Exercise input:
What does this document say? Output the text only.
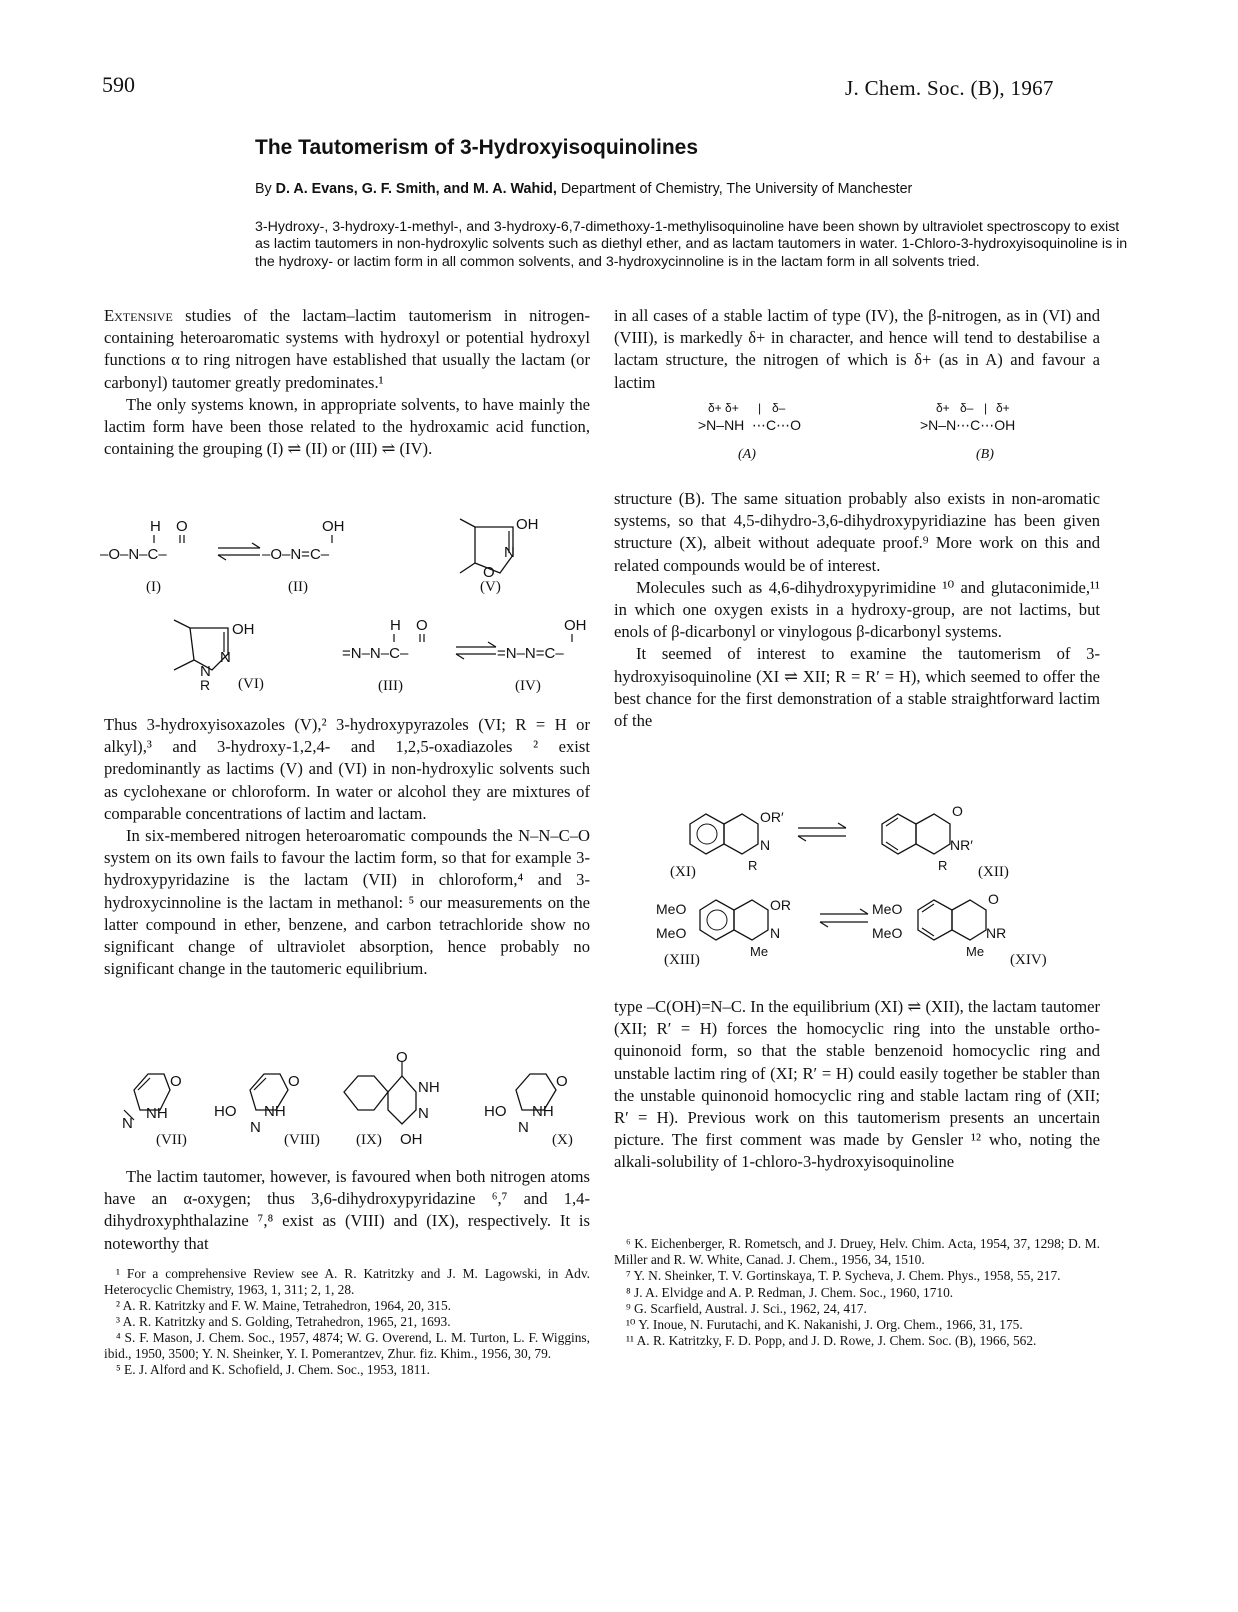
590	J. Chem. Soc. (B), 1967
The Tautomerism of 3-Hydroxyisoquinolines
By D. A. Evans, G. F. Smith, and M. A. Wahid, Department of Chemistry, The University of Manchester
3-Hydroxy-, 3-hydroxy-1-methyl-, and 3-hydroxy-6,7-dimethoxy-1-methylisoquinoline have been shown by ultraviolet spectroscopy to exist as lactim tautomers in non-hydroxylic solvents such as diethyl ether, and as lactam tautomers in water. 1-Chloro-3-hydroxyisoquinoline is in the hydroxy- or lactim form in all common solvents, and 3-hydroxycinnoline is in the lactam form in all solvents tried.

Extensive studies of the lactam–lactim tautomerism in nitrogen-containing heteroaromatic systems with hydroxyl or potential hydroxyl functions α to ring nitrogen have established that usually the lactam (or carbonyl) tautomer greatly predominates.¹

The only systems known, in appropriate solvents, to have mainly the lactim form have been those related to the hydroxamic acid function, containing the grouping (I) ⇌ (II) or (III) ⇌ (IV).

H O
–O–N–C–	–O–N=C–
OH
(I)	(II)
OH
N
O
(V)
OH
N
N
R (VI)
H O
=N–N–C–	=N–N=C–
OH
(III)	(IV)

Thus 3-hydroxyisoxazoles (V),² 3-hydroxypyrazoles (VI; R = H or alkyl),³ and 3-hydroxy-1,2,4- and 1,2,5-oxadiazoles ² exist predominantly as lactims (V) and (VI) in non-hydroxylic solvents such as cyclohexane or chloroform. In water or alcohol they are mixtures of comparable concentrations of lactim and lactam.

In six-membered nitrogen heteroaromatic compounds the N–N–C–O system on its own fails to favour the lactim form, so that for example 3-hydroxypyridazine is the lactam (VII) in chloroform,⁴ and 3-hydroxycinnoline is the lactam in methanol: ⁵ our measurements on the latter compound in ether, benzene, and carbon tetrachloride show no significant change of ultraviolet absorption, hence probably no significant change in the tautomeric equilibrium.

O
NH
N
(VII)
O
HO NH
N
(VIII)
O
NH
N
OH
(IX)
O
HO NH
N
(X)

The lactim tautomer, however, is favoured when both nitrogen atoms have an α-oxygen; thus 3,6-dihydroxypyridazine ⁶,⁷ and 1,4-dihydroxyphthalazine ⁷,⁸ exist as (VIII) and (IX), respectively. It is noteworthy that

¹ For a comprehensive Review see A. R. Katritzky and J. M. Lagowski, in Adv. Heterocyclic Chemistry, 1963, 1, 311; 2, 1, 28.

² A. R. Katritzky and F. W. Maine, Tetrahedron, 1964, 20, 315.

³ A. R. Katritzky and S. Golding, Tetrahedron, 1965, 21, 1693.

⁴ S. F. Mason, J. Chem. Soc., 1957, 4874; W. G. Overend, L. M. Turton, L. F. Wiggins, ibid., 1950, 3500; Y. N. Sheinker, Y. I. Pomerantzev, Zhur. fiz. Khim., 1956, 30, 79.

⁵ E. J. Alford and K. Schofield, J. Chem. Soc., 1953, 1811.

in all cases of a stable lactim of type (IV), the β-nitrogen, as in (VI) and (VIII), is markedly δ+ in character, and hence will tend to destabilise a lactam structure, the nitrogen of which is δ+ (as in A) and favour a lactim

δ+ δ+ | δ–
>N–NH ⋯C⋯O
(A)
δ+ δ– | δ+
>N–N⋯C⋯OH
(B)

structure (B). The same situation probably also exists in non-aromatic systems, so that 4,5-dihydro-3,6-dihydroxypyridiazine has been given structure (X), albeit without adequate proof.⁹ More work on this and related compounds would be of interest.

Molecules such as 4,6-dihydroxypyrimidine ¹⁰ and glutaconimide,¹¹ in which one oxygen exists in a hydroxy-group, are not lactims, but enols of β-dicarbonyl or vinylogous β-dicarbonyl systems.

It seemed of interest to examine the tautomerism of 3-hydroxyisoquinoline (XI ⇌ XII; R = R′ = H), which seemed to offer the best chance for the first demonstration of a stable straightforward lactim of the

OR′
N
R
(XI)
O
NR′
R (XII)
MeO
MeO
OR
N
Me
(XIII)
MeO
MeO
O
NR
Me
(XIV)

type –C(OH)=N–C. In the equilibrium (XI) ⇌ (XII), the lactam tautomer (XII; R′ = H) forces the homocyclic ring into the unstable ortho-quinonoid form, so that the stable benzenoid homocyclic ring and unstable lactim ring of (XI; R′ = H) could easily together be stabler than the unstable quinonoid homocyclic ring and stable lactam ring of (XII; R′ = H). Previous work on this tautomerism presents an uncertain picture. The first comment was made by Gensler ¹² who, noting the alkali-solubility of 1-chloro-3-hydroxyisoquinoline

⁶ K. Eichenberger, R. Rometsch, and J. Druey, Helv. Chim. Acta, 1954, 37, 1298; D. M. Miller and R. W. White, Canad. J. Chem., 1956, 34, 1510.

⁷ Y. N. Sheinker, T. V. Gortinskaya, T. P. Sycheva, J. Chem. Phys., 1958, 55, 217.

⁸ J. A. Elvidge and A. P. Redman, J. Chem. Soc., 1960, 1710.

⁹ G. Scarfield, Austral. J. Sci., 1962, 24, 417.

¹⁰ Y. Inoue, N. Furutachi, and K. Nakanishi, J. Org. Chem., 1966, 31, 175.

¹¹ A. R. Katritzky, F. D. Popp, and J. D. Rowe, J. Chem. Soc. (B), 1966, 562.
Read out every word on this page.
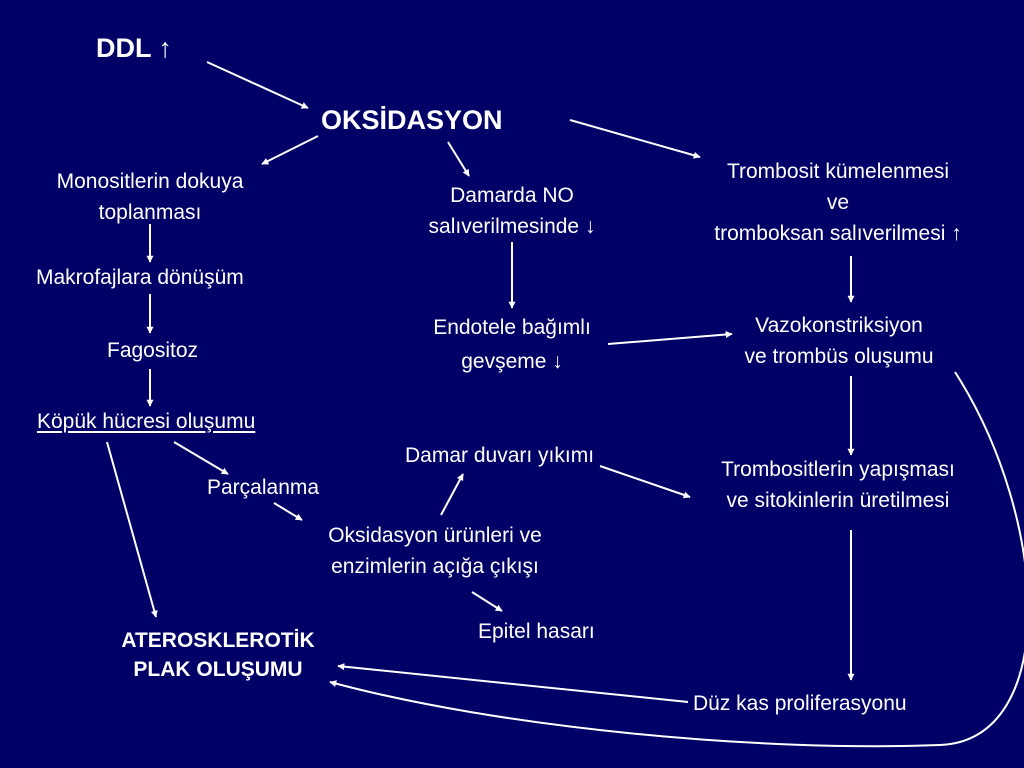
DDL ↑
OKSİDASYON
Monositlerin dokuya
toplanması
Damarda NO
salıverilmesinde ↓
Trombosit kümelenmesi
ve
tromboksan salıverilmesi ↑
Makrofajlara dönüşüm
Fagositoz
Endotele bağımlı
gevşeme ↓
Vazokonstriksiyon
ve trombüs oluşumu
Köpük hücresi oluşumu
Damar duvarı yıkımı
Parçalanma
Trombositlerin yapışması
ve sitokinlerin üretilmesi
Oksidasyon ürünleri ve
enzimlerin açığa çıkışı
Epitel hasarı
ATEROSKLEROTİK
PLAK OLUŞUMU
Düz kas proliferasyonu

Directions: Quote every record above exactly, leaving out the pictures.

The reply:
What does this document say? Output the text only.
590	J. Chem. Soc. (B), 1967
The Tautomerism of 3-Hydroxyisoquinolines
By D. A. Evans, G. F. Smith, and M. A. Wahid, Department of Chemistry, The University of Manchester
3-Hydroxy-, 3-hydroxy-1-methyl-, and 3-hydroxy-6,7-dimethoxy-1-methylisoquinoline have been shown by ultraviolet spectroscopy to exist as lactim tautomers in non-hydroxylic solvents such as diethyl ether, and as lactam tautomers in water. 1-Chloro-3-hydroxyisoquinoline is in the hydroxy- or lactim form in all common solvents, and 3-hydroxycinnoline is in the lactam form in all solvents tried.

Extensive studies of the lactam–lactim tautomerism in nitrogen-containing heteroaromatic systems with hydroxyl or potential hydroxyl functions α to ring nitrogen have established that usually the lactam (or carbonyl) tautomer greatly predominates.¹

The only systems known, in appropriate solvents, to have mainly the lactim form have been those related to the hydroxamic acid function, containing the grouping (I) ⇌ (II) or (III) ⇌ (IV).

H O
–O–N–C–	–O–N=C–
OH
(I)	(II)
OH
N
O
(V)
OH
N
N
R (VI)
H O
=N–N–C–	=N–N=C–
OH
(III)	(IV)

Thus 3-hydroxyisoxazoles (V),² 3-hydroxypyrazoles (VI; R = H or alkyl),³ and 3-hydroxy-1,2,4- and 1,2,5-oxadiazoles ² exist predominantly as lactims (V) and (VI) in non-hydroxylic solvents such as cyclohexane or chloroform. In water or alcohol they are mixtures of comparable concentrations of lactim and lactam.

In six-membered nitrogen heteroaromatic compounds the N–N–C–O system on its own fails to favour the lactim form, so that for example 3-hydroxypyridazine is the lactam (VII) in chloroform,⁴ and 3-hydroxycinnoline is the lactam in methanol: ⁵ our measurements on the latter compound in ether, benzene, and carbon tetrachloride show no significant change of ultraviolet absorption, hence probably no significant change in the tautomeric equilibrium.

O
NH
N
(VII)
O
HO NH
N
(VIII)
O
NH
N
OH
(IX)
O
HO NH
N
(X)

The lactim tautomer, however, is favoured when both nitrogen atoms have an α-oxygen; thus 3,6-dihydroxypyridazine ⁶,⁷ and 1,4-dihydroxyphthalazine ⁷,⁸ exist as (VIII) and (IX), respectively. It is noteworthy that

¹ For a comprehensive Review see A. R. Katritzky and J. M. Lagowski, in Adv. Heterocyclic Chemistry, 1963, 1, 311; 2, 1, 28.

² A. R. Katritzky and F. W. Maine, Tetrahedron, 1964, 20, 315.

³ A. R. Katritzky and S. Golding, Tetrahedron, 1965, 21, 1693.

⁴ S. F. Mason, J. Chem. Soc., 1957, 4874; W. G. Overend, L. M. Turton, L. F. Wiggins, ibid., 1950, 3500; Y. N. Sheinker, Y. I. Pomerantzev, Zhur. fiz. Khim., 1956, 30, 79.

⁵ E. J. Alford and K. Schofield, J. Chem. Soc., 1953, 1811.

in all cases of a stable lactim of type (IV), the β-nitrogen, as in (VI) and (VIII), is markedly δ+ in character, and hence will tend to destabilise a lactam structure, the nitrogen of which is δ+ (as in A) and favour a lactim

δ+ δ+ | δ–
>N–NH ⋯C⋯O
(A)
δ+ δ– | δ+
>N–N⋯C⋯OH
(B)

structure (B). The same situation probably also exists in non-aromatic systems, so that 4,5-dihydro-3,6-dihydroxypyridiazine has been given structure (X), albeit without adequate proof.⁹ More work on this and related compounds would be of interest.

Molecules such as 4,6-dihydroxypyrimidine ¹⁰ and glutaconimide,¹¹ in which one oxygen exists in a hydroxy-group, are not lactims, but enols of β-dicarbonyl or vinylogous β-dicarbonyl systems.

It seemed of interest to examine the tautomerism of 3-hydroxyisoquinoline (XI ⇌ XII; R = R′ = H), which seemed to offer the best chance for the first demonstration of a stable straightforward lactim of the

OR′
N
R
(XI)
O
NR′
R (XII)
MeO
MeO
OR
N
Me
(XIII)
MeO
MeO
O
NR
Me
(XIV)

type –C(OH)=N–C. In the equilibrium (XI) ⇌ (XII), the lactam tautomer (XII; R′ = H) forces the homocyclic ring into the unstable ortho-quinonoid form, so that the stable benzenoid homocyclic ring and unstable lactim ring of (XI; R′ = H) could easily together be stabler than the unstable quinonoid homocyclic ring and stable lactam ring of (XII; R′ = H). Previous work on this tautomerism presents an uncertain picture. The first comment was made by Gensler ¹² who, noting the alkali-solubility of 1-chloro-3-hydroxyisoquinoline

⁶ K. Eichenberger, R. Rometsch, and J. Druey, Helv. Chim. Acta, 1954, 37, 1298; D. M. Miller and R. W. White, Canad. J. Chem., 1956, 34, 1510.

⁷ Y. N. Sheinker, T. V. Gortinskaya, T. P. Sycheva, J. Chem. Phys., 1958, 55, 217.

⁸ J. A. Elvidge and A. P. Redman, J. Chem. Soc., 1960, 1710.

⁹ G. Scarfield, Austral. J. Sci., 1962, 24, 417.

¹⁰ Y. Inoue, N. Furutachi, and K. Nakanishi, J. Org. Chem., 1966, 31, 175.

¹¹ A. R. Katritzky, F. D. Popp, and J. D. Rowe, J. Chem. Soc. (B), 1966, 562.
Read out every word on this page.
DDL ↑
OKSİDASYON
Monositlerin dokuya
toplanması
Damarda NO
salıverilmesinde ↓
Trombosit kümelenmesi
ve
tromboksan salıverilmesi ↑
Makrofajlara dönüşüm
Fagositoz
Endotele bağımlı
gevşeme ↓
Vazokonstriksiyon
ve trombüs oluşumu
Köpük hücresi oluşumu
Damar duvarı yıkımı
Parçalanma
Trombositlerin yapışması
ve sitokinlerin üretilmesi
Oksidasyon ürünleri ve
enzimlerin açığa çıkışı
Epitel hasarı
ATEROSKLEROTİK
PLAK OLUŞUMU
Düz kas proliferasyonu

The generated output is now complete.